##### Data shown #####
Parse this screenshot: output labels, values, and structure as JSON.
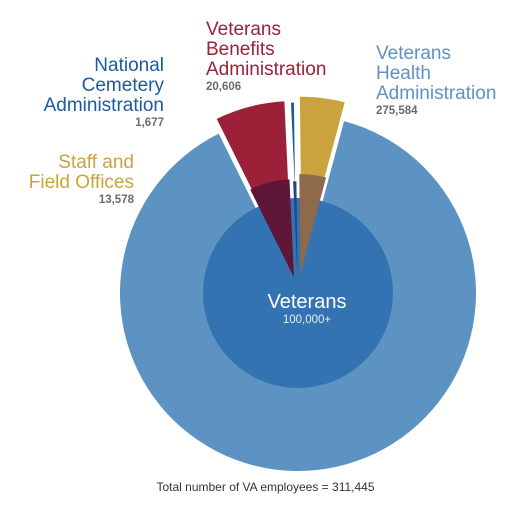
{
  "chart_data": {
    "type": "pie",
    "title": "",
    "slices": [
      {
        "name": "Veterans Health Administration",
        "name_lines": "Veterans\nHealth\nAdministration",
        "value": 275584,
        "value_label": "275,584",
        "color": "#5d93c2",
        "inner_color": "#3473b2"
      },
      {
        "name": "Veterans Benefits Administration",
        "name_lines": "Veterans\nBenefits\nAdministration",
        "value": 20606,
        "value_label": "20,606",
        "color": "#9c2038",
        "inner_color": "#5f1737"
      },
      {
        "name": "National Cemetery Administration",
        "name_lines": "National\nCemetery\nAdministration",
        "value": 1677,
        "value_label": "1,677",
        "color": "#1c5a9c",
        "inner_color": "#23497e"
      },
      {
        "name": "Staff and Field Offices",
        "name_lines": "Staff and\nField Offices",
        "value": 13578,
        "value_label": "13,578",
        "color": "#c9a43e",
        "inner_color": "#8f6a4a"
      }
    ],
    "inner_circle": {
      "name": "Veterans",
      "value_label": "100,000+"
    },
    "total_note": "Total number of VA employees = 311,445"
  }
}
#####
Output all of the entries verbatim, leaving out any images.

Parse this screenshot: output labels, values, and structure as JSON.
{
  "chart_data": {
    "type": "pie",
    "title": "",
    "slices": [
      {
        "name": "Veterans Health Administration",
        "name_lines": "Veterans\nHealth\nAdministration",
        "value": 275584,
        "value_label": "275,584",
        "color": "#5d93c2",
        "inner_color": "#3473b2"
      },
      {
        "name": "Veterans Benefits Administration",
        "name_lines": "Veterans\nBenefits\nAdministration",
        "value": 20606,
        "value_label": "20,606",
        "color": "#9c2038",
        "inner_color": "#5f1737"
      },
      {
        "name": "National Cemetery Administration",
        "name_lines": "National\nCemetery\nAdministration",
        "value": 1677,
        "value_label": "1,677",
        "color": "#1c5a9c",
        "inner_color": "#23497e"
      },
      {
        "name": "Staff and Field Offices",
        "name_lines": "Staff and\nField Offices",
        "value": 13578,
        "value_label": "13,578",
        "color": "#c9a43e",
        "inner_color": "#8f6a4a"
      }
    ],
    "inner_circle": {
      "name": "Veterans",
      "value_label": "100,000+"
    },
    "total_note": "Total number of VA employees = 311,445"
  }
}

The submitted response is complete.